---------- Reading text ----------

Skip to content

lapicidae/tvs-scraper

Folders and files

NameName
Last commit message
Last commit date

Latest commit

 

History

51 Commits
 
 
 
 
 
 
 
 
 
 
 
 

Repository files navigation

TVSpielfilm.de EPG Scraper

This Python-based scraper is designed to extract EPG (Electronic Program Guide) data from the mobile website of TVSpielfilm.de and output it in XMLTV or JSON format. It is optimized for integration into systems like VDR (Video Disk Recorder) with the epgd daemon, but can also be used as a standalone tool.

Features

  • Flexible Channel Selection: Scrapes either all available channels or a specific list of channels provided via the command line or a file.

  • Time Range Scraping: Supports scraping for a specific start date or for a configurable number of days from the current date.

  • Enhanced Caching: Utilizes a custom in-memory and file-based caching system to store fetched HTML content and processed JSON data, which significantly reduces the number of live requests and increases scraping speed on repeated runs. Supports cache revalidation, proactive cache cleanup, and cache clearing.

  • Parallel Processing: Uses a thread pool to concurrently fetch schedules for channels and days, significantly reducing overall scraping time.

  • Robust Retry Mechanism: Implements retries for network errors (HTTP 429, 5xx, connection errors) as well as for application-level errors that may occur during schedule parsing.

  • Output Formats: Generates EPG data in the standardized XMLTV format (.xml) or as a JSON array (.json).

  • Image Validation: Optional checking of image URLs to ensure that program images are actually available.

  • Comprehensive Data Extraction: Extracts detailed program information such as short description, long description, genre, original title, country, year, duration, FSK (parental rating), cast, director, screenplay, camera, numerical and textual ratings, IMDb ratings, and season/episode numbers.

  • XML Security Filter: Cleanses all text content of invalid XML characters before XMLTV output to ensure compatibility.

  • Syslog Integration: Optional output of log messages to syslog for centralized logging.

----------

Extract the full text of the TVSpielfilm.de EPG scraper page and reproduce it word for word. The material that follows is drawn from a different source than the text above.

---------- Record set ----------

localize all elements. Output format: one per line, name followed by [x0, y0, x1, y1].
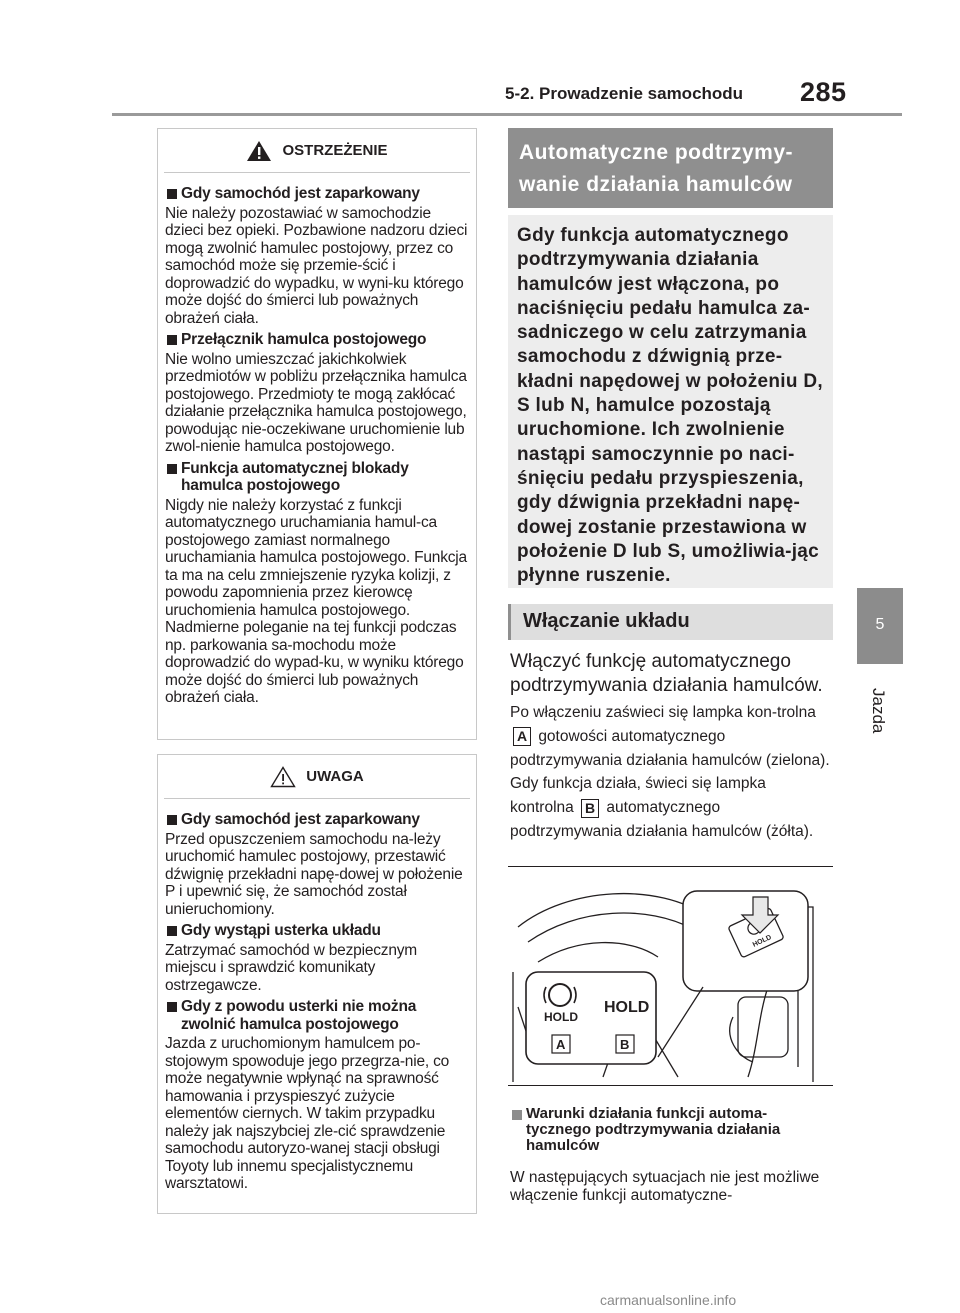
warning-title: OSTRZEŻENIE — [282, 142, 388, 159]
caution-triangle-icon — [270, 766, 296, 788]
warning-header — [164, 129, 470, 173]
section-title: Automatyczne podtrzymy-wanie działania hamulców — [508, 128, 833, 208]
lead-paragraph: Włączyć funkcję automatycznego podtrzymywania działania hamulców. — [510, 651, 823, 696]
switch-hold-label: HOLD — [751, 934, 773, 949]
conditions-text: W następujących sytuacjach nie jest możliwe włączenie funkcji automatyczne- — [510, 1169, 820, 1204]
square-bullet-icon — [167, 189, 177, 199]
caution-section-heading: Gdy wystąpi usterka układu — [165, 922, 470, 940]
watermark: carmanualsonline.info — [600, 1292, 737, 1308]
square-bullet-icon — [167, 464, 177, 474]
warning-section-text: Nie wolno umieszczać jakichkolwiek przedmiotów w pobliżu przełącznika hamulca postojowego. Przedmioty te mogą zakłócać działanie przełącznika hamulca postojowego, powodując nie-oczekiwane uruchomienie lub zwol-nienie hamulca postojowego. — [165, 350, 467, 455]
header-rule — [112, 113, 902, 116]
caution-section-heading: Gdy samochód jest zaparkowany — [165, 811, 470, 829]
warning-section-heading: Przełącznik hamulca postojowego — [165, 331, 470, 349]
subsection-heading: Włączanie układu — [508, 604, 833, 640]
chapter-tab[interactable] — [857, 588, 903, 664]
label-a-box: A — [513, 727, 531, 746]
warning-body — [158, 173, 476, 707]
warning-triangle-icon — [246, 140, 272, 162]
caution-section-heading: Gdy z powodu usterki nie można zwolnić hamulca postojowego — [165, 998, 470, 1033]
square-bullet-icon — [167, 1002, 177, 1012]
dashboard-illustration — [508, 867, 833, 1087]
page-header-section: 5-2. Prowadzenie samochodu — [505, 84, 744, 103]
figure-label-a: A — [556, 1037, 566, 1052]
caution-header — [164, 755, 470, 799]
caution-title: UWAGA — [306, 768, 364, 785]
caution-body — [158, 799, 476, 1193]
body-paragraph: Po włączeniu zaświeci się lampka kon-trolna A gotowości automatycznego podtrzymywania działania hamulców (zielona). Gdy funkcja działa, świeci się lampka kontrolna B automatycznego podtrzymywania działania hamulców (żółta). — [510, 704, 830, 840]
square-bullet-icon — [167, 815, 177, 825]
chapter-number: 5 — [875, 616, 885, 633]
square-bullet-icon — [167, 926, 177, 936]
indicator-hold-small: HOLD — [544, 1010, 578, 1024]
caution-box — [157, 754, 477, 1214]
square-bullet-icon — [512, 1110, 522, 1120]
warning-section-heading: Gdy samochód jest zaparkowany — [165, 185, 470, 203]
caution-section-text: Jazda z uruchomionym hamulcem po-stojowym spowoduje jego przegrza-nie, co może negatywnie wpłynąć na sprawność hamowania i przyspieszyć zużycie elementów ciernych. W takim przypadku należy jak najszybciej zle-cić sprawdzenie samochodu autoryzo-wanej stacji obsługi Toyoty lub innemu specjalistycznemu warsztatowi. — [165, 1035, 450, 1192]
chapter-label: Jazda — [869, 688, 888, 734]
figure-label-b: B — [620, 1037, 630, 1052]
warning-section-heading: Funkcja automatycznej blokady hamulca postojowego — [165, 460, 470, 495]
caution-section-text: Przed opuszczeniem samochodu na-leży uruchomić hamulec postojowy, przestawić dźwignię przekładni napę-dowej w położenie P i upewnić się, że samochód został unieruchomiony. — [165, 830, 463, 918]
indicator-hold-large: HOLD — [604, 999, 650, 1016]
warning-section-text: Nigdy nie należy korzystać z funkcji automatycznego uruchamiania hamul-ca postojowego zamiast normalnego uruchamiania hamulca postojowego. Funkcja ta ma na celu zmniejszenie ryzyka kolizji, z powodu zapomnienia przez kierowcę uruchomienia hamulca postojowego. Nadmierne poleganie na tej funkcji podczas np. parkowania sa-mochodu może doprowadzić do wypad-ku, w wyniku którego może dojść do śmierci lub poważnych obrażeń ciała. — [165, 496, 467, 706]
warning-section-text: Nie należy pozostawiać w samochodzie dzieci bez opieki. Pozbawione nadzoru dzieci mogą zwolnić hamulec postojowy, przez co samochód może się przemie-ścić i doprowadzić do wypadku, w wyni-ku którego może dojść do śmierci lub poważnych obrażeń ciała. — [165, 204, 468, 327]
conditions-heading: Warunki działania funkcji automa-tycznego podtrzymywania działania hamulców — [510, 1106, 832, 1154]
intro-box: Gdy funkcja automatycznego podtrzymywania działania hamulców jest włączona, po naciśnięciu pedału hamulca za-sadniczego w celu zatrzymania samochodu z dźwignią prze-kładni napędowej w położeniu D, S lub N, hamulce pozostają uruchomione. Ich zwolnienie nastąpi samoczynnie po naci-śnięciu pedału przyspieszenia, gdy dźwignia przekładni napę-dowej zostanie przestawiona w położenie D lub S, umożliwia-jąc płynne ruszenie. — [508, 215, 833, 588]
square-bullet-icon — [167, 335, 177, 345]
label-b-box: B — [581, 799, 599, 818]
dashboard-figure — [508, 866, 833, 1086]
warning-box — [157, 128, 477, 740]
page-number: 285 — [800, 77, 847, 107]
caution-section-text: Zatrzymać samochód w bezpiecznym miejscu i sprawdzić komunikaty ostrzegawcze. — [165, 941, 418, 994]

----------

[Solution to this task]
Skip to content

lapicidae/tvs-scraper

Folders and files

NameName
Last commit message
Last commit date

Latest commit

 

History

51 Commits
 
 
 
 
 
 
 
 
 
 
 
 

Repository files navigation

TVSpielfilm.de EPG Scraper

This Python-based scraper is designed to extract EPG (Electronic Program Guide) data from the mobile website of TVSpielfilm.de and output it in XMLTV or JSON format. It is optimized for integration into systems like VDR (Video Disk Recorder) with the epgd daemon, but can also be used as a standalone tool.

Features

  • Flexible Channel Selection: Scrapes either all available channels or a specific list of channels provided via the command line or a file.

  • Time Range Scraping: Supports scraping for a specific start date or for a configurable number of days from the current date.

  • Enhanced Caching: Utilizes a custom in-memory and file-based caching system to store fetched HTML content and processed JSON data, which significantly reduces the number of live requests and increases scraping speed on repeated runs. Supports cache revalidation, proactive cache cleanup, and cache clearing.

  • Parallel Processing: Uses a thread pool to concurrently fetch schedules for channels and days, significantly reducing overall scraping time.

  • Robust Retry Mechanism: Implements retries for network errors (HTTP 429, 5xx, connection errors) as well as for application-level errors that may occur during schedule parsing.

  • Output Formats: Generates EPG data in the standardized XMLTV format (.xml) or as a JSON array (.json).

  • Image Validation: Optional checking of image URLs to ensure that program images are actually available.

  • Comprehensive Data Extraction: Extracts detailed program information such as short description, long description, genre, original title, country, year, duration, FSK (parental rating), cast, director, screenplay, camera, numerical and textual ratings, IMDb ratings, and season/episode numbers.

  • XML Security Filter: Cleanses all text content of invalid XML characters before XMLTV output to ensure compatibility.

  • Syslog Integration: Optional output of log messages to syslog for centralized logging.